[Data entries]

◇ ◇ ◇ ◇

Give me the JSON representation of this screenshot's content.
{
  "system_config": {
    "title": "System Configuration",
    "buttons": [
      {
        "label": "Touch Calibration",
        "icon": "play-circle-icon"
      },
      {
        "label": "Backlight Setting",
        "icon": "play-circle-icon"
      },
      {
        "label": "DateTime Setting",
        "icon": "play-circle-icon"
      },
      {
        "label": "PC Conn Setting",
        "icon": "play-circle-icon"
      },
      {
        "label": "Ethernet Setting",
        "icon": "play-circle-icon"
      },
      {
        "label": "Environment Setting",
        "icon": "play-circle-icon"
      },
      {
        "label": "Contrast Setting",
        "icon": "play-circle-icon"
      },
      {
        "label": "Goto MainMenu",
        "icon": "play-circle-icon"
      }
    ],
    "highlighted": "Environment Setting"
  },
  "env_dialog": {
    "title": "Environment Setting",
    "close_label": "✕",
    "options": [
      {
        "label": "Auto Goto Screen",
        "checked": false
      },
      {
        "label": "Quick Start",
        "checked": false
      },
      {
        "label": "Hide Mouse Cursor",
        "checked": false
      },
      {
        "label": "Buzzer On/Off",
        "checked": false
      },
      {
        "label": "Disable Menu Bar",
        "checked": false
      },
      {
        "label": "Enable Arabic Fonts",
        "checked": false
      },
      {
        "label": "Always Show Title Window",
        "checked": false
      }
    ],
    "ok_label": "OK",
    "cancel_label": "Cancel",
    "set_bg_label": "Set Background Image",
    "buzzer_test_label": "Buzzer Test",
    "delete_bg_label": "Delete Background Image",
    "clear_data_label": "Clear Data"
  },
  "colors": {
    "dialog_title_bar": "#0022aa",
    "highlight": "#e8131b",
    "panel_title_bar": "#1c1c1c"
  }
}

◇ ◇ ◇ ◇

> _WHAT IS ASKED_:
Wherever a line in the data above holds "Image", copy that line.

> _ANSWER IN FULL_:
    "set_bg_label": "Set Background Image",
    "delete_bg_label": "Delete Background Image",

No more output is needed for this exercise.